* **The exercise**
Count each line below that has "Taille" anywhere in it. Answer with the total alone.
┄┄┄┄┄┄
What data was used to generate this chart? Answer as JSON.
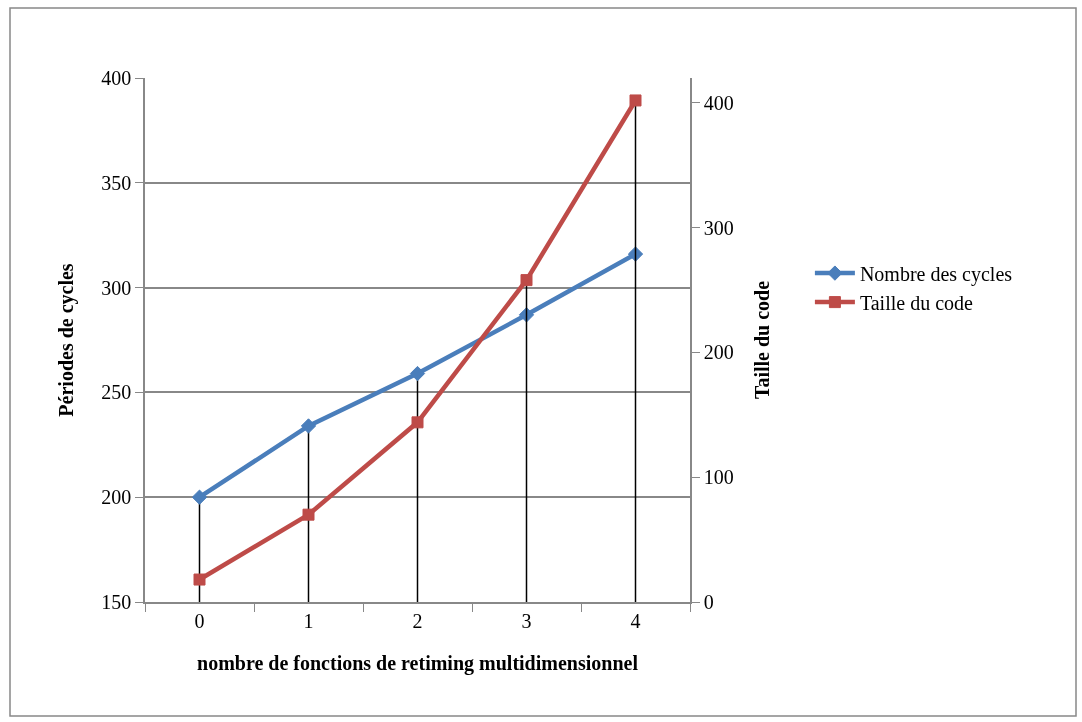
{
  "chart_data": {
    "type": "line",
    "xlabel": "nombre de fonctions de retiming multidimensionnel",
    "ylabel": "Périodes de cycles",
    "y2label": "Taille du code",
    "categories": [
      "0",
      "1",
      "2",
      "3",
      "4"
    ],
    "series": [
      {
        "name": "Nombre des cycles",
        "color": "#4a7ebb",
        "marker": "diamond",
        "values": [
          200,
          234,
          259,
          287,
          316
        ],
        "errors": [
          [
            150,
            200
          ],
          [
            150,
            234
          ],
          [
            150,
            259
          ],
          null,
          null
        ]
      },
      {
        "name": "Taille du code",
        "color": "#be4b48",
        "marker": "square",
        "axis": "y2",
        "values": [
          18,
          70,
          144,
          258,
          402
        ],
        "errors": [
          null,
          null,
          null,
          [
            0,
            258
          ],
          [
            0,
            402
          ]
        ]
      }
    ],
    "ylim": [
      150,
      400
    ],
    "yticks": [
      150,
      200,
      250,
      300,
      350,
      400
    ],
    "y2lim": [
      0,
      420
    ],
    "y2ticks": [
      0,
      100,
      200,
      300,
      400
    ],
    "grid": "y",
    "legend": "right",
    "line_style": "solid"
  }
}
┄┄┄┄┄┄
* **Final result**
2